- AIM OF THE TASK:
Exactly as written, transcribe the lines that run from the one containing "Give me the" to the end of the records below.

Stored data entries:
┏━━

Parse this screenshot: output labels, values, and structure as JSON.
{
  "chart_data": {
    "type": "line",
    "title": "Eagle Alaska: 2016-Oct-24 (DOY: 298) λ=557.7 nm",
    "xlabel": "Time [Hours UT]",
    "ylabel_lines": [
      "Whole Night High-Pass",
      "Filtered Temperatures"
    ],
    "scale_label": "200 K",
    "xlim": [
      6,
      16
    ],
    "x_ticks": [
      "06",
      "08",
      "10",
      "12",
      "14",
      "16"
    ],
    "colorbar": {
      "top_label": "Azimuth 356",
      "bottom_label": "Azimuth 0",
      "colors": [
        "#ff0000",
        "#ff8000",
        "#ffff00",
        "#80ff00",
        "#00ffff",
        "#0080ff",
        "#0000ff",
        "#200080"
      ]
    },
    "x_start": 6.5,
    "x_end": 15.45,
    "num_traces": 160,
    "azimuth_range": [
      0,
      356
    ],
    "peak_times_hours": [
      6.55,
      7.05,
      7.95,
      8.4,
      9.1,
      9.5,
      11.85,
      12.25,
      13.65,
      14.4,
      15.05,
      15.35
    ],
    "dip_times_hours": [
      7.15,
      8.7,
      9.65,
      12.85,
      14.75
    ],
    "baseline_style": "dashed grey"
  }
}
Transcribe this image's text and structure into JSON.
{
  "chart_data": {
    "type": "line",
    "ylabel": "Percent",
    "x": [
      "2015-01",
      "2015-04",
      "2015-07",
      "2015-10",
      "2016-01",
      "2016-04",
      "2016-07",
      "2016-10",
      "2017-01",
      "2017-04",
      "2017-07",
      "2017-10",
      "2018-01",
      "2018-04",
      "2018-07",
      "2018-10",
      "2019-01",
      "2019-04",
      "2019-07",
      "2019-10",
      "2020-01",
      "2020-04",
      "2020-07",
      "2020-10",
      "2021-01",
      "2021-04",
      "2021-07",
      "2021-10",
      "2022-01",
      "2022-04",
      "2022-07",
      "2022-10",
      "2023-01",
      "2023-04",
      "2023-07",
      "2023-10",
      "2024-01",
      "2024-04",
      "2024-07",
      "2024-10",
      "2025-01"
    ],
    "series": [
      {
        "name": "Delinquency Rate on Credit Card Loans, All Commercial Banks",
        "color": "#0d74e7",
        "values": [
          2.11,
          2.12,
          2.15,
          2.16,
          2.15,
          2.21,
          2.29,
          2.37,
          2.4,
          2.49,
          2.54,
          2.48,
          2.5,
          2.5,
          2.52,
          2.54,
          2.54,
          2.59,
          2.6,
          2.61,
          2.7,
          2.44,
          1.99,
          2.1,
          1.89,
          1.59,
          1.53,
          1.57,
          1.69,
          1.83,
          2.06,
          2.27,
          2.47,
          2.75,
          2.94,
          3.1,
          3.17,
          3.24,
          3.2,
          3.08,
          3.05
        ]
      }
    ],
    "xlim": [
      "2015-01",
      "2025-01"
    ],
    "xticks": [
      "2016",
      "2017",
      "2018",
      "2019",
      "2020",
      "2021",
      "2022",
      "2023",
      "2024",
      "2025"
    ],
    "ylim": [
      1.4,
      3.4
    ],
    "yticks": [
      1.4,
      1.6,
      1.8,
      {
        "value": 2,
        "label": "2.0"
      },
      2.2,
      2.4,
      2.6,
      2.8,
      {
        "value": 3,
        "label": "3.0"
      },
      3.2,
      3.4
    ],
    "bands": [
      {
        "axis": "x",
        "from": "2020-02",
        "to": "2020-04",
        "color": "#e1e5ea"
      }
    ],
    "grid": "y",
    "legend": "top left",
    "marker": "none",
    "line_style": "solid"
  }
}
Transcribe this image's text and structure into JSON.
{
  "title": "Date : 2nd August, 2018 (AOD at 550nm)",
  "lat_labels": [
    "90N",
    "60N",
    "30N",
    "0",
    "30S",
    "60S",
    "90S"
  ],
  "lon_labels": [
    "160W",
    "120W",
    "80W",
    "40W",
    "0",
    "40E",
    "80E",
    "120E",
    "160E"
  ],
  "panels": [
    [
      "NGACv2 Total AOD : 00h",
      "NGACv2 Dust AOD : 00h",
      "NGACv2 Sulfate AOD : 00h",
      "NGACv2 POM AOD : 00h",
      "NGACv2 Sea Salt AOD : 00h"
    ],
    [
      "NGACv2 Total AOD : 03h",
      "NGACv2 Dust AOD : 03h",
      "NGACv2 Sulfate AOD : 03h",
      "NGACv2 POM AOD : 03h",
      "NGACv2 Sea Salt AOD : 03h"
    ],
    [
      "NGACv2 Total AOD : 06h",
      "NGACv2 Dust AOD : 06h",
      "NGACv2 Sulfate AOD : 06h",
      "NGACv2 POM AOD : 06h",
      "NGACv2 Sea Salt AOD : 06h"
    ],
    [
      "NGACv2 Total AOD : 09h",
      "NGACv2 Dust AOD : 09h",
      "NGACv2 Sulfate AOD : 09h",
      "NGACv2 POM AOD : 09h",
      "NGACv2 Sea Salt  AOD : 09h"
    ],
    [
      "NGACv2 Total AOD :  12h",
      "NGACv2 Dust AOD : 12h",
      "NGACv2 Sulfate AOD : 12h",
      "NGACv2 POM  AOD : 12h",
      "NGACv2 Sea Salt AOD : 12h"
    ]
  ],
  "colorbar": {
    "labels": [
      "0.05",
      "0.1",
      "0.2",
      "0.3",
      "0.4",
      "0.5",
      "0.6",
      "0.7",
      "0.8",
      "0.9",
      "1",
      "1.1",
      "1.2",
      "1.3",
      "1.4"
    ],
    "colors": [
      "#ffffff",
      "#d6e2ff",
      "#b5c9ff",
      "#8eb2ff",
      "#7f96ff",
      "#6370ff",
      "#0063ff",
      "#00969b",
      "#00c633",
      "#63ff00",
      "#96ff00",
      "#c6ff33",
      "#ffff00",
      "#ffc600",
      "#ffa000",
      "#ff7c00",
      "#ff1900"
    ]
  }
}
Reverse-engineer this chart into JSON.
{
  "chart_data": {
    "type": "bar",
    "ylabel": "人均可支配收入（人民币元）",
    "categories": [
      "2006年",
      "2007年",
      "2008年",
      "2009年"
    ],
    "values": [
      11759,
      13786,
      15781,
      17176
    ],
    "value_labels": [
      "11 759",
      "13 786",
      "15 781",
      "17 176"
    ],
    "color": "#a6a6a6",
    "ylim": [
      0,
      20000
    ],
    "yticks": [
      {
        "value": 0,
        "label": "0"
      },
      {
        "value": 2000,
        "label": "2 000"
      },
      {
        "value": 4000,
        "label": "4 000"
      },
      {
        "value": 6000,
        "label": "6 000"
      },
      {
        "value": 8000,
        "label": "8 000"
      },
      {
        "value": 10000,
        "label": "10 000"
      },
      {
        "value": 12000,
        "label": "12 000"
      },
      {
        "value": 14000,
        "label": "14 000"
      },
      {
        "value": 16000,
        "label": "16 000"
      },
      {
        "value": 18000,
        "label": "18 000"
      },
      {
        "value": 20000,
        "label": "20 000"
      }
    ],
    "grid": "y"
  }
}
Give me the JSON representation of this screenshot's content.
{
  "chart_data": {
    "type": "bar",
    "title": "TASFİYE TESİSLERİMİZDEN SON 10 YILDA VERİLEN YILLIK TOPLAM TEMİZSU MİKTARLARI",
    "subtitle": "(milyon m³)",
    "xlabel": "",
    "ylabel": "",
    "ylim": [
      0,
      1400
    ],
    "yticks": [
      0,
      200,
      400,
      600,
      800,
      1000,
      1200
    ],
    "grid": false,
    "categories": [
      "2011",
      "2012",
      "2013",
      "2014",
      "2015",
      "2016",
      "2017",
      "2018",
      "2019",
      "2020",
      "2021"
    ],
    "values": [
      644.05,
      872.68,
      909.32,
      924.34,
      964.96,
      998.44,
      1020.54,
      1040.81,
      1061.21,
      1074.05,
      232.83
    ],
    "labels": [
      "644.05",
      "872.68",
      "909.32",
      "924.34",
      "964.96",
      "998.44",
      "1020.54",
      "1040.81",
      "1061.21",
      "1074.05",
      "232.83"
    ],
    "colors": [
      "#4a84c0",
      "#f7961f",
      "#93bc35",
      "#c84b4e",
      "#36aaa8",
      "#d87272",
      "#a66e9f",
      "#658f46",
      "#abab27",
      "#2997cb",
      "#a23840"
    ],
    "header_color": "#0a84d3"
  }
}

┗━━

- RESULT OF THE EXERCISE:
Give me the JSON representation of this screenshot's content.
{
  "chart_data": {
    "type": "bar",
    "title": "TASFİYE TESİSLERİMİZDEN SON 10 YILDA VERİLEN YILLIK TOPLAM TEMİZSU MİKTARLARI",
    "subtitle": "(milyon m³)",
    "xlabel": "",
    "ylabel": "",
    "ylim": [
      0,
      1400
    ],
    "yticks": [
      0,
      200,
      400,
      600,
      800,
      1000,
      1200
    ],
    "grid": false,
    "categories": [
      "2011",
      "2012",
      "2013",
      "2014",
      "2015",
      "2016",
      "2017",
      "2018",
      "2019",
      "2020",
      "2021"
    ],
    "values": [
      644.05,
      872.68,
      909.32,
      924.34,
      964.96,
      998.44,
      1020.54,
      1040.81,
      1061.21,
      1074.05,
      232.83
    ],
    "labels": [
      "644.05",
      "872.68",
      "909.32",
      "924.34",
      "964.96",
      "998.44",
      "1020.54",
      "1040.81",
      "1061.21",
      "1074.05",
      "232.83"
    ],
    "colors": [
      "#4a84c0",
      "#f7961f",
      "#93bc35",
      "#c84b4e",
      "#36aaa8",
      "#d87272",
      "#a66e9f",
      "#658f46",
      "#abab27",
      "#2997cb",
      "#a23840"
    ],
    "header_color": "#0a84d3"
  }
}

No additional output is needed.